TAREA A
En el fragmento sobre la ropa recogida en la azotea, ¿qué impide distinguir la expresión de las pupilas cuando las miradas se cruzan?
TAREA B
Prolonga el fragmento sobre la ropa recogida en la azotea a partir de su última frase.

FRAGMENTO DEL TEXTO
Está recogiendo una sábana doblándola en el propio alambre una vez y luego otra, de forma que al descolgarla ya está a punto de ser doblada convenientemente para colocarla en la cesta y más tarde, es de suponer, en el armario. Repite idéntica operación otras dos veces, para luego ir recogiendo el resto de ropa. Carga con la cesta a rebosar y se encamina a la puerta por donde ha accedido a la azotea. Durante unos segundos, nuestras miradas se cruzan, aunque la distancia impide que distingamos la expresión de nuestras pupilas. No obstante, deduzco que ha advertido mi observación y que en sus ojos nace un saludo lejano, al igual que en los míos.

ENTRADAS LISTADAS

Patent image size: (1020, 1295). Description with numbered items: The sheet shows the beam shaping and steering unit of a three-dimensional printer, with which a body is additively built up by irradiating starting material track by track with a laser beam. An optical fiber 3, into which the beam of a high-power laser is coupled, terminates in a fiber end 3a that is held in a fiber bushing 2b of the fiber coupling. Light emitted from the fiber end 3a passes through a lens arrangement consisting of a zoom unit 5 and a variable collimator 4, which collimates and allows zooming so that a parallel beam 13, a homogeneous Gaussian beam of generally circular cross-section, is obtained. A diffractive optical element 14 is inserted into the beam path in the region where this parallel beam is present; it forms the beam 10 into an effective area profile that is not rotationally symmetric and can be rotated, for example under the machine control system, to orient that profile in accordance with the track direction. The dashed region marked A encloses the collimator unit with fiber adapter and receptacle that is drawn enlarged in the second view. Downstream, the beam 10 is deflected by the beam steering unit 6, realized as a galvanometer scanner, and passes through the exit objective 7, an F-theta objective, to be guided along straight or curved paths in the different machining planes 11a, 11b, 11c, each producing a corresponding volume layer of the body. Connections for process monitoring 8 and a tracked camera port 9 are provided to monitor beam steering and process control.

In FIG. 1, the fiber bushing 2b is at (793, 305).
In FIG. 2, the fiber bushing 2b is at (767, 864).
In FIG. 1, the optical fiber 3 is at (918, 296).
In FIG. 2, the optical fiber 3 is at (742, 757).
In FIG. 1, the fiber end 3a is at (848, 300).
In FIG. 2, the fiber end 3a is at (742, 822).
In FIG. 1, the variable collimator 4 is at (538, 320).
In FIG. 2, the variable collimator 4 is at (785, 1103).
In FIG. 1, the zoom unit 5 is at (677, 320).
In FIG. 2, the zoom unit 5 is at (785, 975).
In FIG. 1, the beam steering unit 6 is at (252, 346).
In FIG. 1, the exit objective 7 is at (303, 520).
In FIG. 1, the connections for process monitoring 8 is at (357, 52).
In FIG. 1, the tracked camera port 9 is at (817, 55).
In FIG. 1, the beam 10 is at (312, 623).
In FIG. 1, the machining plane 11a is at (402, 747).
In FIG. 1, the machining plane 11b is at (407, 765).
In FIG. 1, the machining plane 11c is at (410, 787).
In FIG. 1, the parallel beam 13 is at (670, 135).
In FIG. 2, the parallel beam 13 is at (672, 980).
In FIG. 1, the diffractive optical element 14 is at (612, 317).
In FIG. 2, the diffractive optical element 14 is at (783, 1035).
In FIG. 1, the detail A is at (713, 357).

RESPUESTA A
La distancia.

RESPUESTA B
Me ha encantado la actitud de este hombre con la ropa por cuanto tiene de minuciosa. Confieso que nunca he tenido la previsión de doblar adecuadamente las sábanas tendidas, y tampoco he visto a ninguna mujer que lo haga. Los hombres tienen fama de fijarse poco en los detalles domésticos, a ellos les va el grosso modo cuando se deciden a intervenir. 

La excelencia de mi desconocido vecino radica, no en que acceda a la azotea llevando delantal y se ocupe de la ropa tendida, algo que poco a poco se va convirtiendo en común. Radica en mostrar un esmero que de costumbre se atribuye a las mujeres. Espero tener la suerte de que coincidamos en otra ocasión, él en su azotea, yo en mi terraza.